* _STATED EXERCISE_
Show all lines from the listing below that contain "Xeon".

---------- EXERCISE INPUT

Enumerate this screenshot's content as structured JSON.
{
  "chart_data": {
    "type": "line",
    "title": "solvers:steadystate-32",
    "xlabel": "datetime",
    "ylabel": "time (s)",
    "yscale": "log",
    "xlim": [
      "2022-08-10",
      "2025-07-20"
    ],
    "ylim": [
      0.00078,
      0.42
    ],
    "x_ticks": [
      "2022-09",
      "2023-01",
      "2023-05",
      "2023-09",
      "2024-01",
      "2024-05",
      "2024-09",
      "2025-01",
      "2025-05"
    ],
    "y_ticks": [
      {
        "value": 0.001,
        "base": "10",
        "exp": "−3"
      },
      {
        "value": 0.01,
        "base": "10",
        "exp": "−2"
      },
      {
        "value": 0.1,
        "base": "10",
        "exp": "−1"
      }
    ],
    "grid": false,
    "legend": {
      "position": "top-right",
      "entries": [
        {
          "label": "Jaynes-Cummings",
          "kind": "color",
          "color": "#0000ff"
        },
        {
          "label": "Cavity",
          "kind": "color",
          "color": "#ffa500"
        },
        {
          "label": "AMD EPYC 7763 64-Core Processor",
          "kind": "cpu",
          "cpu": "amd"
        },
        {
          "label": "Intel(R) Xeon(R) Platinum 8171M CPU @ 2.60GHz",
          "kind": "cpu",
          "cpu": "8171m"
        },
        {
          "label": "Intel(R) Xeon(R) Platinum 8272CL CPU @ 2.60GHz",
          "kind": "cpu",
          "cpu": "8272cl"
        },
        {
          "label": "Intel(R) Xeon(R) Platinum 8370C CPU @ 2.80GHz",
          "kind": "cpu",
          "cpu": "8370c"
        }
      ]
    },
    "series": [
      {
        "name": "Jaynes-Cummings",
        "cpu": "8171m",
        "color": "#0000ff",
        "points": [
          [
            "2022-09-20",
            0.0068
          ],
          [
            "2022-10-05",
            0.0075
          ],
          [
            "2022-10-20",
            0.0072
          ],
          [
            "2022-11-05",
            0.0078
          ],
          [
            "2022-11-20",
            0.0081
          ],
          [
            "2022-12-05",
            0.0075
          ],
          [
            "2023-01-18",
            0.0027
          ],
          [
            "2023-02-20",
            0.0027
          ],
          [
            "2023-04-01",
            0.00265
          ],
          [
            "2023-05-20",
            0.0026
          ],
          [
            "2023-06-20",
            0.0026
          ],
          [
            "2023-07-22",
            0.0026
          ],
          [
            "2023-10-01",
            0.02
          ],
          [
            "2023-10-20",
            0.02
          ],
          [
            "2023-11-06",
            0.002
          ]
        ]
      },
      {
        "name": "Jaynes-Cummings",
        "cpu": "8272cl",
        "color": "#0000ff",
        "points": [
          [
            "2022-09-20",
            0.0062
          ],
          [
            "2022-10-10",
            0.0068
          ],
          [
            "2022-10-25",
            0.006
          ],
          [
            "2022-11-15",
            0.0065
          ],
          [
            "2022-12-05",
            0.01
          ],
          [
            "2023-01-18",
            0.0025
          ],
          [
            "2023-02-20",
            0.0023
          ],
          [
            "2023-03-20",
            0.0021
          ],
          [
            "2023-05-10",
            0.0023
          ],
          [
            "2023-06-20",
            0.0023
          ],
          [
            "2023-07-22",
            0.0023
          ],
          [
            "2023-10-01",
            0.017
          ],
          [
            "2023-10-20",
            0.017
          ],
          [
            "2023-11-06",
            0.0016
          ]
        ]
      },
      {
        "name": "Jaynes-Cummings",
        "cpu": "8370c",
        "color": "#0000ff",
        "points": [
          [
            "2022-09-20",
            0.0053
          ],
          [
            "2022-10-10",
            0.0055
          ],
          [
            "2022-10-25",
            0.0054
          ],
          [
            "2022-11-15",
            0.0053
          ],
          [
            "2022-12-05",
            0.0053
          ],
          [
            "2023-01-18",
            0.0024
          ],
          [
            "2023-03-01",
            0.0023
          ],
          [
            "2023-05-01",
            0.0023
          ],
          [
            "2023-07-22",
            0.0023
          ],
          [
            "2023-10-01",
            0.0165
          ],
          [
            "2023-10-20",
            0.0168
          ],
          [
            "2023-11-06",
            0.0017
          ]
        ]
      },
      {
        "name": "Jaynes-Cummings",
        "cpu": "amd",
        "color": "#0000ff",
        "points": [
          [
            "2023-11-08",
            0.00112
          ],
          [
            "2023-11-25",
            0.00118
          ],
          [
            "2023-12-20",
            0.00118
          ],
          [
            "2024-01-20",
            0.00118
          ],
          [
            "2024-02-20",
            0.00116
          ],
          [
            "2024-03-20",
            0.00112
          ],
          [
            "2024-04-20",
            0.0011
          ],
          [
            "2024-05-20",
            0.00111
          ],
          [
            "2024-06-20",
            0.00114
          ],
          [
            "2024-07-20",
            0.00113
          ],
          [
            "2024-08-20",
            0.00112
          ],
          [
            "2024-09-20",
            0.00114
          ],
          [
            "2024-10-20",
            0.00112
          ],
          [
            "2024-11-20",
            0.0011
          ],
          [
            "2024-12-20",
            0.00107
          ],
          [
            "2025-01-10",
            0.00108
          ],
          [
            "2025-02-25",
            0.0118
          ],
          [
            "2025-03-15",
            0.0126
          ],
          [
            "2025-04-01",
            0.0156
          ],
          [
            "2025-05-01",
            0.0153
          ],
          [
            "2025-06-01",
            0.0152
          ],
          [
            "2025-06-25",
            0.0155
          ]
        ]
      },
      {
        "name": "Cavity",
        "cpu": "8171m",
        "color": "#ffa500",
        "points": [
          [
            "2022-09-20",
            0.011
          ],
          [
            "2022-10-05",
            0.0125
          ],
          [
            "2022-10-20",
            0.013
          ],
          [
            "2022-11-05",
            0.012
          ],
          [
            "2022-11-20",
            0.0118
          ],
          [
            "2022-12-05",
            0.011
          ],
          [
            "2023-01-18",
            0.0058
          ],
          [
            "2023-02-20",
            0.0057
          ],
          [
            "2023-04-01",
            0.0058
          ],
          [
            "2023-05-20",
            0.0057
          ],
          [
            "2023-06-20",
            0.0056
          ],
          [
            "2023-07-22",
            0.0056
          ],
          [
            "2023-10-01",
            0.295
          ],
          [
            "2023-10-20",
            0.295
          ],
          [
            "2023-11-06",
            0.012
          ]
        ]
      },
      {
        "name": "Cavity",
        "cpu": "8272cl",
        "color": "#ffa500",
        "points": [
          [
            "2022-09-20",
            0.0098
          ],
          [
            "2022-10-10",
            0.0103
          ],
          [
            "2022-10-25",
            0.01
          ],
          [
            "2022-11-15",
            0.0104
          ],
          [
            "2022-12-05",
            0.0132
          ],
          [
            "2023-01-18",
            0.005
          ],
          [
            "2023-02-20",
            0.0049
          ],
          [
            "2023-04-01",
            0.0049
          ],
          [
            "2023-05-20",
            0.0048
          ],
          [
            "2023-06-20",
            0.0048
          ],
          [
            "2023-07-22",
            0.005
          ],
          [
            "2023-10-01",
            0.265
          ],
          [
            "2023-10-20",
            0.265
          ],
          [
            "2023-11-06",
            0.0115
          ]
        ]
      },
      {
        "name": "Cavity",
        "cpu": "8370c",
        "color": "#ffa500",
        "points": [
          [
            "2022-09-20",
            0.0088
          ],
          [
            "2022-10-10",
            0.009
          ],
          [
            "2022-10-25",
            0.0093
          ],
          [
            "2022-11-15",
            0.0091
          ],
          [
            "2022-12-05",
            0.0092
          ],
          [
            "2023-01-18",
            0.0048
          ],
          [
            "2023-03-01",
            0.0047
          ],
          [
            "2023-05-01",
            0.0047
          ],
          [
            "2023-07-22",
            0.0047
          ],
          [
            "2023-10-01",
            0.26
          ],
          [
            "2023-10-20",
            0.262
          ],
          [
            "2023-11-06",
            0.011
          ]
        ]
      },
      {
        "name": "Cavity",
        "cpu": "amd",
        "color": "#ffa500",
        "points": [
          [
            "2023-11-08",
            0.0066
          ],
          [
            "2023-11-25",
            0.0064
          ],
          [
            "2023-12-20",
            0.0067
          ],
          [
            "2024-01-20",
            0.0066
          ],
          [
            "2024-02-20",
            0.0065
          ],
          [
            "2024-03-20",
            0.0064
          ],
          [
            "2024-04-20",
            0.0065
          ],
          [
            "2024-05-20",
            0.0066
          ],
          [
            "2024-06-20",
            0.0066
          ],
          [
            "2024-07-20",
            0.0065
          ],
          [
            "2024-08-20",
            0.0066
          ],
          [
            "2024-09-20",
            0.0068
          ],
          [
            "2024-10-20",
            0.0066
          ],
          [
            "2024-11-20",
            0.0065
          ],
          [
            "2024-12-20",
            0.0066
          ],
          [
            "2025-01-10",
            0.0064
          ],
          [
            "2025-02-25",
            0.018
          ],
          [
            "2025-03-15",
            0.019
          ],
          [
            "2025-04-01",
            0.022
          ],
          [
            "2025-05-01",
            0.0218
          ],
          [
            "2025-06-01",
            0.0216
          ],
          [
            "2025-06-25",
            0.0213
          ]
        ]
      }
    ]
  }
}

--------------------

* _TASK ANSWER_
          "label": "Intel(R) Xeon(R) Platinum 8171M CPU @ 2.60GHz",
          "label": "Intel(R) Xeon(R) Platinum 8272CL CPU @ 2.60GHz",
          "label": "Intel(R) Xeon(R) Platinum 8370C CPU @ 2.80GHz",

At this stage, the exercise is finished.